Your task — Recast the data as a Markdown table with the columns Row and Line. Cover only the stretch from the first line of the data through the line containing "transaction-history-label: 交易记录 (44, 174, 109, 193)", both ends included, and leave out any blank lines.

━━━ Stored data

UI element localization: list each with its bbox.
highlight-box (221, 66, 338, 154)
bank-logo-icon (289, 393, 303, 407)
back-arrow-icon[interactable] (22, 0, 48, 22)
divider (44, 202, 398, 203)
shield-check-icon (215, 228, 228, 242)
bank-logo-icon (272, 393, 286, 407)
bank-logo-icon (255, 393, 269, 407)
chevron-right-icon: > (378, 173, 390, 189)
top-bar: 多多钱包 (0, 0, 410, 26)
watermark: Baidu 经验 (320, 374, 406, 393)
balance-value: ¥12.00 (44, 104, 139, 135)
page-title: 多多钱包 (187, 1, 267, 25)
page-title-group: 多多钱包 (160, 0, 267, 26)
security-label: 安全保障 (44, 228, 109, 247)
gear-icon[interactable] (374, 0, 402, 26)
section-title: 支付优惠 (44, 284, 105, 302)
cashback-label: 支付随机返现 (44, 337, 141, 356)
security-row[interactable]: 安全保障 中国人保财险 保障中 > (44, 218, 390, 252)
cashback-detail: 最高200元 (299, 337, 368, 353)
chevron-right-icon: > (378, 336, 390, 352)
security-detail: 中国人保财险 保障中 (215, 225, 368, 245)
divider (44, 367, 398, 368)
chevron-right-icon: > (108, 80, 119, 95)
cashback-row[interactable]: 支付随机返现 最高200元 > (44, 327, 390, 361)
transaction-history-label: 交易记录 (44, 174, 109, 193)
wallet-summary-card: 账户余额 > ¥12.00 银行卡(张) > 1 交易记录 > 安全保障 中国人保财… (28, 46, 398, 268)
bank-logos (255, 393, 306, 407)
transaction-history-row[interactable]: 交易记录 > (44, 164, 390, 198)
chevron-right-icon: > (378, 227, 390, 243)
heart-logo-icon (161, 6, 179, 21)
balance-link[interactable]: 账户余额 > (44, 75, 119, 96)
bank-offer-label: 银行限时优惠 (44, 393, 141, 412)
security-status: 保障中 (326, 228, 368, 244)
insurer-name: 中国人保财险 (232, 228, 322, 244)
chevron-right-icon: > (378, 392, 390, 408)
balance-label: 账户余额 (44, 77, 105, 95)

━━━━━━

Exercise result —
| Row | Line |
|---|---|
| 1 | UI element localization: list each with its bbox. |
| 2 | highlight-box (221, 66, 338, 154) |
| 3 | bank-logo-icon (289, 393, 303, 407) |
| 4 | back-arrow-icon[interactable] (22, 0, 48, 22) |
| 5 | divider (44, 202, 398, 203) |
| 6 | shield-check-icon (215, 228, 228, 242) |
| 7 | bank-logo-icon (272, 393, 286, 407) |
| 8 | bank-logo-icon (255, 393, 269, 407) |
| 9 | chevron-right-icon: > (378, 173, 390, 189) |
| 10 | top-bar: 多多钱包 (0, 0, 410, 26) |
| 11 | watermark: Baidu 经验 (320, 374, 406, 393) |
| 12 | balance-value: ¥12.00 (44, 104, 139, 135) |
| 13 | page-title: 多多钱包 (187, 1, 267, 25) |
| 14 | page-title-group: 多多钱包 (160, 0, 267, 26) |
| 15 | security-label: 安全保障 (44, 228, 109, 247) |
| 16 | gear-icon[interactable] (374, 0, 402, 26) |
| 17 | section-title: 支付优惠 (44, 284, 105, 302) |
| 18 | cashback-label: 支付随机返现 (44, 337, 141, 356) |
| 19 | security-row[interactable]: 安全保障 中国人保财险 保障中 > (44, 218, 390, 252) |
| 20 | cashback-detail: 最高200元 (299, 337, 368, 353) |
| 21 | chevron-right-icon: > (378, 336, 390, 352) |
| 22 | security-detail: 中国人保财险 保障中 (215, 225, 368, 245) |
| 23 | divider (44, 367, 398, 368) |
| 24 | chevron-right-icon: > (108, 80, 119, 95) |
| 25 | cashback-row[interactable]: 支付随机返现 最高200元 > (44, 327, 390, 361) |
| 26 | transaction-history-label: 交易记录 (44, 174, 109, 193) |